Saved entries
- - - - - - -

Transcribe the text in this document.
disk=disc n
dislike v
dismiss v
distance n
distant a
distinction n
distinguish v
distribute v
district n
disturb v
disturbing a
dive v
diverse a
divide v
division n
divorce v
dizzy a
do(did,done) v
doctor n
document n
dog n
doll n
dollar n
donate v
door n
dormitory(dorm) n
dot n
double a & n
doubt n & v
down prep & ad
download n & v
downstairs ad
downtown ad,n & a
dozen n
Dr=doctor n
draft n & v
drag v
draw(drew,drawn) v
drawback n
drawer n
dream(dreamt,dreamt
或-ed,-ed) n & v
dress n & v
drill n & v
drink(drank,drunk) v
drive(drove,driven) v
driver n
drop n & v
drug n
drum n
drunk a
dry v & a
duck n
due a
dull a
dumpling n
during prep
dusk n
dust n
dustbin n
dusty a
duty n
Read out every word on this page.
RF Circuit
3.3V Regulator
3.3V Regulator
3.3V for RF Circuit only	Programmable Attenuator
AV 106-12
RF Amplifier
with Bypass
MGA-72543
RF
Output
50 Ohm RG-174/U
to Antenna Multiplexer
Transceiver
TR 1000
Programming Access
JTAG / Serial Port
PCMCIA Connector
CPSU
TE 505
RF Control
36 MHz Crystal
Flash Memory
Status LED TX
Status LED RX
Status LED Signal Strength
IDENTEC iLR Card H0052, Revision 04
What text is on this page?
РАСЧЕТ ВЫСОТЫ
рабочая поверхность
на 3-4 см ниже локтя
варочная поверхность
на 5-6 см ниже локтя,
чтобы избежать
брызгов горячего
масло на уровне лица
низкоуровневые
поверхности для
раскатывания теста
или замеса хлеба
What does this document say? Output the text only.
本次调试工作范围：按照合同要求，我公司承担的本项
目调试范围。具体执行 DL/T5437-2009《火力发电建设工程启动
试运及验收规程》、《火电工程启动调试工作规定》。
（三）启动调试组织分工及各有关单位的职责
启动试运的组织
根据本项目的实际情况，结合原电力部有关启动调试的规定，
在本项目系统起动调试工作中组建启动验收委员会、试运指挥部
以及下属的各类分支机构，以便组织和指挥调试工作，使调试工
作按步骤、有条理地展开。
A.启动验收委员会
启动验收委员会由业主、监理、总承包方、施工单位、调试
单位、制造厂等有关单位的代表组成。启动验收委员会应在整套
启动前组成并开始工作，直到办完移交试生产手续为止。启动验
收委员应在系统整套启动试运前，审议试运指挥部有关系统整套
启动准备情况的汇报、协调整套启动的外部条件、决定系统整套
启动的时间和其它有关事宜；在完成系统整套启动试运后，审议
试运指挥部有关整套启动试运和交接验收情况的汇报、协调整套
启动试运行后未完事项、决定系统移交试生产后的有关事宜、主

- - - - - - -

→ Exercise goal:
Recopy the entries above exactly, with every line included.

→ Solution:
Transcribe the text in this document.
disk=disc n
dislike v
dismiss v
distance n
distant a
distinction n
distinguish v
distribute v
district n
disturb v
disturbing a
dive v
diverse a
divide v
division n
divorce v
dizzy a
do(did,done) v
doctor n
document n
dog n
doll n
dollar n
donate v
door n
dormitory(dorm) n
dot n
double a & n
doubt n & v
down prep & ad
download n & v
downstairs ad
downtown ad,n & a
dozen n
Dr=doctor n
draft n & v
drag v
draw(drew,drawn) v
drawback n
drawer n
dream(dreamt,dreamt
或-ed,-ed) n & v
dress n & v
drill n & v
drink(drank,drunk) v
drive(drove,driven) v
driver n
drop n & v
drug n
drum n
drunk a
dry v & a
duck n
due a
dull a
dumpling n
during prep
dusk n
dust n
dustbin n
dusty a
duty n
Read out every word on this page.
RF Circuit
3.3V Regulator
3.3V Regulator
3.3V for RF Circuit only	Programmable Attenuator
AV 106-12
RF Amplifier
with Bypass
MGA-72543
RF
Output
50 Ohm RG-174/U
to Antenna Multiplexer
Transceiver
TR 1000
Programming Access
JTAG / Serial Port
PCMCIA Connector
CPSU
TE 505
RF Control
36 MHz Crystal
Flash Memory
Status LED TX
Status LED RX
Status LED Signal Strength
IDENTEC iLR Card H0052, Revision 04
What text is on this page?
РАСЧЕТ ВЫСОТЫ
рабочая поверхность
на 3-4 см ниже локтя
варочная поверхность
на 5-6 см ниже локтя,
чтобы избежать
брызгов горячего
масло на уровне лица
низкоуровневые
поверхности для
раскатывания теста
или замеса хлеба
What does this document say? Output the text only.
本次调试工作范围：按照合同要求，我公司承担的本项
目调试范围。具体执行 DL/T5437-2009《火力发电建设工程启动
试运及验收规程》、《火电工程启动调试工作规定》。
（三）启动调试组织分工及各有关单位的职责
启动试运的组织
根据本项目的实际情况，结合原电力部有关启动调试的规定，
在本项目系统起动调试工作中组建启动验收委员会、试运指挥部
以及下属的各类分支机构，以便组织和指挥调试工作，使调试工
作按步骤、有条理地展开。
A.启动验收委员会
启动验收委员会由业主、监理、总承包方、施工单位、调试
单位、制造厂等有关单位的代表组成。启动验收委员会应在整套
启动前组成并开始工作，直到办完移交试生产手续为止。启动验
收委员应在系统整套启动试运前，审议试运指挥部有关系统整套
启动准备情况的汇报、协调整套启动的外部条件、决定系统整套
启动的时间和其它有关事宜；在完成系统整套启动试运后，审议
试运指挥部有关整套启动试运和交接验收情况的汇报、协调整套
启动试运行后未完事项、决定系统移交试生产后的有关事宜、主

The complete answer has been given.